GIVEN TASK
The data below should be restated word for word, with every picture omitted.

RECORDED INFORMATION
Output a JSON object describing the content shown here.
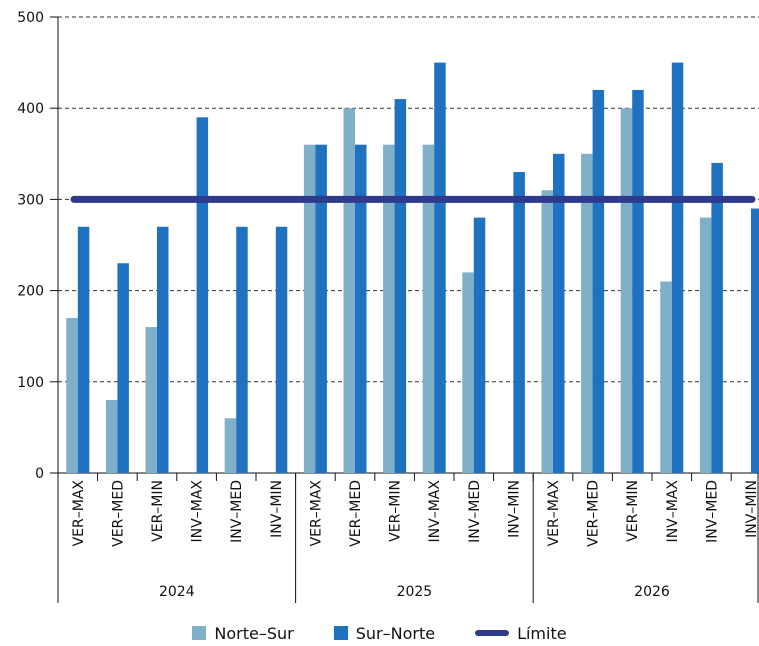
{
  "chart_data": {
    "type": "bar",
    "groups": [
      {
        "label": "2024",
        "categories": [
          "VER–MAX",
          "VER–MED",
          "VER–MIN",
          "INV–MAX",
          "INV–MED",
          "INV–MIN"
        ]
      },
      {
        "label": "2025",
        "categories": [
          "VER–MAX",
          "VER–MED",
          "VER–MIN",
          "INV–MAX",
          "INV–MED",
          "INV–MIN"
        ]
      },
      {
        "label": "2026",
        "categories": [
          "VER–MAX",
          "VER–MED",
          "VER–MIN",
          "INV–MAX",
          "INV–MED",
          "INV–MIN"
        ]
      }
    ],
    "series": [
      {
        "name": "Norte–Sur",
        "color": "#7FAFC9",
        "values": [
          170,
          80,
          160,
          0,
          60,
          0,
          360,
          400,
          360,
          360,
          220,
          0,
          310,
          350,
          400,
          210,
          280,
          0
        ]
      },
      {
        "name": "Sur–Norte",
        "color": "#1F72BF",
        "values": [
          270,
          230,
          270,
          390,
          270,
          270,
          360,
          360,
          410,
          450,
          280,
          330,
          350,
          420,
          420,
          450,
          340,
          290
        ]
      }
    ],
    "reference_line": {
      "name": "Límite",
      "value": 300,
      "color": "#2E3A8C"
    },
    "ylim": [
      0,
      500
    ],
    "yticks": [
      0,
      100,
      200,
      300,
      400,
      500
    ],
    "grid": "dashed horizontal",
    "legend_position": "bottom",
    "title": "",
    "xlabel": "",
    "ylabel": ""
  }
}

RESULT OF THIS EXERCISE
Output a JSON object describing the content shown here.
{
  "chart_data": {
    "type": "bar",
    "groups": [
      {
        "label": "2024",
        "categories": [
          "VER–MAX",
          "VER–MED",
          "VER–MIN",
          "INV–MAX",
          "INV–MED",
          "INV–MIN"
        ]
      },
      {
        "label": "2025",
        "categories": [
          "VER–MAX",
          "VER–MED",
          "VER–MIN",
          "INV–MAX",
          "INV–MED",
          "INV–MIN"
        ]
      },
      {
        "label": "2026",
        "categories": [
          "VER–MAX",
          "VER–MED",
          "VER–MIN",
          "INV–MAX",
          "INV–MED",
          "INV–MIN"
        ]
      }
    ],
    "series": [
      {
        "name": "Norte–Sur",
        "color": "#7FAFC9",
        "values": [
          170,
          80,
          160,
          0,
          60,
          0,
          360,
          400,
          360,
          360,
          220,
          0,
          310,
          350,
          400,
          210,
          280,
          0
        ]
      },
      {
        "name": "Sur–Norte",
        "color": "#1F72BF",
        "values": [
          270,
          230,
          270,
          390,
          270,
          270,
          360,
          360,
          410,
          450,
          280,
          330,
          350,
          420,
          420,
          450,
          340,
          290
        ]
      }
    ],
    "reference_line": {
      "name": "Límite",
      "value": 300,
      "color": "#2E3A8C"
    },
    "ylim": [
      0,
      500
    ],
    "yticks": [
      0,
      100,
      200,
      300,
      400,
      500
    ],
    "grid": "dashed horizontal",
    "legend_position": "bottom",
    "title": "",
    "xlabel": "",
    "ylabel": ""
  }
}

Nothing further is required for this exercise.